AIM – Locate and copy each line in the data that contains the word "Services".

══ DATA LISTING ══

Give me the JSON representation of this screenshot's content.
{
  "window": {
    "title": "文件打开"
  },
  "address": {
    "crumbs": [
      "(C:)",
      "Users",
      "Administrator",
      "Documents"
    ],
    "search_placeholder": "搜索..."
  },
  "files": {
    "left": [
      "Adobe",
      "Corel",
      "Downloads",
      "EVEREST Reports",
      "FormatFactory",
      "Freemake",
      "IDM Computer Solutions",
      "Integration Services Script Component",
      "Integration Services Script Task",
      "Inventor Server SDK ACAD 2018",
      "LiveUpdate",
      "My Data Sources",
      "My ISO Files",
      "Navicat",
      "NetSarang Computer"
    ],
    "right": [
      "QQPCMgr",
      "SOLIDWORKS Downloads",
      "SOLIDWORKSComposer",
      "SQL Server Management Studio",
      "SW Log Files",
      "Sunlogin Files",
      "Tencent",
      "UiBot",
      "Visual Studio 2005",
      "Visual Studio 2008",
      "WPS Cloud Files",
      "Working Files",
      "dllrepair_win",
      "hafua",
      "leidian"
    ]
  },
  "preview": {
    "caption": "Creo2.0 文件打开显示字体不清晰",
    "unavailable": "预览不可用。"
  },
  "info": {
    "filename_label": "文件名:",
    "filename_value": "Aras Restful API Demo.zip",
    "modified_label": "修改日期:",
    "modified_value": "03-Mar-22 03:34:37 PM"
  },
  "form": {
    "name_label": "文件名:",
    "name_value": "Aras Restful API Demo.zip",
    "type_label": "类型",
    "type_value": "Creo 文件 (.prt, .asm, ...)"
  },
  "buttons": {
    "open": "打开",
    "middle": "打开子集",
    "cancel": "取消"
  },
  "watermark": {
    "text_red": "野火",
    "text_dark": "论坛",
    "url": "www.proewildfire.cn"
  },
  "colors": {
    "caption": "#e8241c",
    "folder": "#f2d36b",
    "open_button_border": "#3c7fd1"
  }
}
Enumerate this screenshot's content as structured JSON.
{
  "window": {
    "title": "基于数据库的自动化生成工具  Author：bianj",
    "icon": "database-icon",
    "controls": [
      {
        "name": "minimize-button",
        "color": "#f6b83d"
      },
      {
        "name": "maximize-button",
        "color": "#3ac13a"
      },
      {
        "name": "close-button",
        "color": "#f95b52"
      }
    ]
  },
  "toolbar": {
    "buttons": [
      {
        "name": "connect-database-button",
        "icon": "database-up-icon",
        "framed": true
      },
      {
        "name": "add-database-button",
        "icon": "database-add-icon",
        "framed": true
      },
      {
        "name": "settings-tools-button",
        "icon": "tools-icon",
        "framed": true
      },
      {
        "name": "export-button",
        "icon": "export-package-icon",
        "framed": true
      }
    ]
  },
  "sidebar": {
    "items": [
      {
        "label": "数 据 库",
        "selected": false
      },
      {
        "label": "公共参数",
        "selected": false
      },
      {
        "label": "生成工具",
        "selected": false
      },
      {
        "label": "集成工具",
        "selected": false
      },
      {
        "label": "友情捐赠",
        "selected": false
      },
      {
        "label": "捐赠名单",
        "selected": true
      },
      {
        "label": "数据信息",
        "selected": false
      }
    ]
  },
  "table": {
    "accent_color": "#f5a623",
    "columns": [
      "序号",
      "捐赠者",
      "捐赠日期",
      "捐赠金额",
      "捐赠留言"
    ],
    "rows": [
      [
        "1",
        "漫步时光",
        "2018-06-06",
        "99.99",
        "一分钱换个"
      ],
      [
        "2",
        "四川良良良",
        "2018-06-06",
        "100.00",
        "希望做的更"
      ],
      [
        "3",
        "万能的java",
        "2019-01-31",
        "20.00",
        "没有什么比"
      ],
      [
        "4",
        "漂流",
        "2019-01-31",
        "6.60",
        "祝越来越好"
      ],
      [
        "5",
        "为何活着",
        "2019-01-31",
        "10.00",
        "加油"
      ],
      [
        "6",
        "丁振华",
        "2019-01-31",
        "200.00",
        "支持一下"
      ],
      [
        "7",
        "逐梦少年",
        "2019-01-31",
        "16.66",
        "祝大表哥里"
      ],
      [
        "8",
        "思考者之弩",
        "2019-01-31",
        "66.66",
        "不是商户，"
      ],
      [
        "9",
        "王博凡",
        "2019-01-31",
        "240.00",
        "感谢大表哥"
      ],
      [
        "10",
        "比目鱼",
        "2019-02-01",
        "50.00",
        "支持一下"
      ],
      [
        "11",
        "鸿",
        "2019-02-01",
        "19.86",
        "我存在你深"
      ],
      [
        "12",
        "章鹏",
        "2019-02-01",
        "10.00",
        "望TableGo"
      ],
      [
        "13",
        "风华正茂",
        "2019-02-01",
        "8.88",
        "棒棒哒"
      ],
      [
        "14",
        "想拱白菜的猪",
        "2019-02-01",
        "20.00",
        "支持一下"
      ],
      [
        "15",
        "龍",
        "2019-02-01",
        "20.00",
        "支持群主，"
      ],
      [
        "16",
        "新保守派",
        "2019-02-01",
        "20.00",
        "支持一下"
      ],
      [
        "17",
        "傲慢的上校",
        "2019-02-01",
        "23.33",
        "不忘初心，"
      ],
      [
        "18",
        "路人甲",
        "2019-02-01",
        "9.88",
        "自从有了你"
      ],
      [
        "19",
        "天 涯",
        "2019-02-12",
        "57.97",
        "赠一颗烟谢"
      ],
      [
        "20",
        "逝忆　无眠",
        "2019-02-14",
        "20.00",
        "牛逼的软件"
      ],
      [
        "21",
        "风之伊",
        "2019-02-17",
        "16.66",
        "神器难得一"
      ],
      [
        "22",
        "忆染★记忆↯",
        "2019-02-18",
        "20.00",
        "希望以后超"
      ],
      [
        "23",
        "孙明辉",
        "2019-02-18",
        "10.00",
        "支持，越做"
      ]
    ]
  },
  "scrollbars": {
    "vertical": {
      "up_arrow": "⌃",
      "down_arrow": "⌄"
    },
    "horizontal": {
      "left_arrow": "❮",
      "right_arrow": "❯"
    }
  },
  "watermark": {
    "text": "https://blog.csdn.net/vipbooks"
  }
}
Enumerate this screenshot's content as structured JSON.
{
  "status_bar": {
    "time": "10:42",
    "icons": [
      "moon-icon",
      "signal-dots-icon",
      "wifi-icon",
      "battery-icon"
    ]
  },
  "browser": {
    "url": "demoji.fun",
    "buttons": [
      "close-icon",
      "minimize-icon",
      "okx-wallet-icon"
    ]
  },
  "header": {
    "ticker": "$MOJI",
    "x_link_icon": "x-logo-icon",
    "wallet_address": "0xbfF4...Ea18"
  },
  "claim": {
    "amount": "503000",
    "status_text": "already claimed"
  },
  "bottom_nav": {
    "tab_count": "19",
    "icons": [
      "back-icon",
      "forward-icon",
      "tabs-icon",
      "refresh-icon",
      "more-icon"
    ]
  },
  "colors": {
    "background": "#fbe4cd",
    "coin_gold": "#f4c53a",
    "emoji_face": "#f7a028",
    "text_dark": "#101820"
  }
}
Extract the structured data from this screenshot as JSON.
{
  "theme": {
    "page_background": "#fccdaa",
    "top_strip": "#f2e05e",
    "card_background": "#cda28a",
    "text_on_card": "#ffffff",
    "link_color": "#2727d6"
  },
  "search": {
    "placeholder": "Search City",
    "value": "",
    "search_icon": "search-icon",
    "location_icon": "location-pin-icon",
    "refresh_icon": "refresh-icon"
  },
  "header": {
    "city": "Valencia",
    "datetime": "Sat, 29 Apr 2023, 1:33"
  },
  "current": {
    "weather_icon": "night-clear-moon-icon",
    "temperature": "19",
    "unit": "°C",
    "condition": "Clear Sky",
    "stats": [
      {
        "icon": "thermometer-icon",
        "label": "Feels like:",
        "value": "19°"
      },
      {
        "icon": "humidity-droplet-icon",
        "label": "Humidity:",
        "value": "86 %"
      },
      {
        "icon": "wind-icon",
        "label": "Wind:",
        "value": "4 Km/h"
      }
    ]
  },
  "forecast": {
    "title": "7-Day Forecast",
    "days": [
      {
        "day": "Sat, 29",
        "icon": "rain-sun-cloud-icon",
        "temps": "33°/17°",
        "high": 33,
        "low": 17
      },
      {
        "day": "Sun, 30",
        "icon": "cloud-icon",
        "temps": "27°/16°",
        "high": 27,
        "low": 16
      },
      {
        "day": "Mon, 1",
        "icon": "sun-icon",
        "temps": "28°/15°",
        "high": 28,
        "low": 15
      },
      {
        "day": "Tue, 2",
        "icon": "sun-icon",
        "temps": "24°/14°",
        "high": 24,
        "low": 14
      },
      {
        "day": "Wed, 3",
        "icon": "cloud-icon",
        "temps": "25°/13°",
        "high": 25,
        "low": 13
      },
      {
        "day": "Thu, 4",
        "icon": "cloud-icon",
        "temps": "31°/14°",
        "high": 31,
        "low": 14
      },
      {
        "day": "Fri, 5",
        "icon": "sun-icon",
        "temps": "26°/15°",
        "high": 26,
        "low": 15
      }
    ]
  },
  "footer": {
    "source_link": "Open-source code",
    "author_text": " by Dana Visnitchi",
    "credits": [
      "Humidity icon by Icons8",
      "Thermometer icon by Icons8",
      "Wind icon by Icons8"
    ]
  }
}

═══

ANSWER FOR THE TASK –
      "Integration Services Script Component",
      "Integration Services Script Task",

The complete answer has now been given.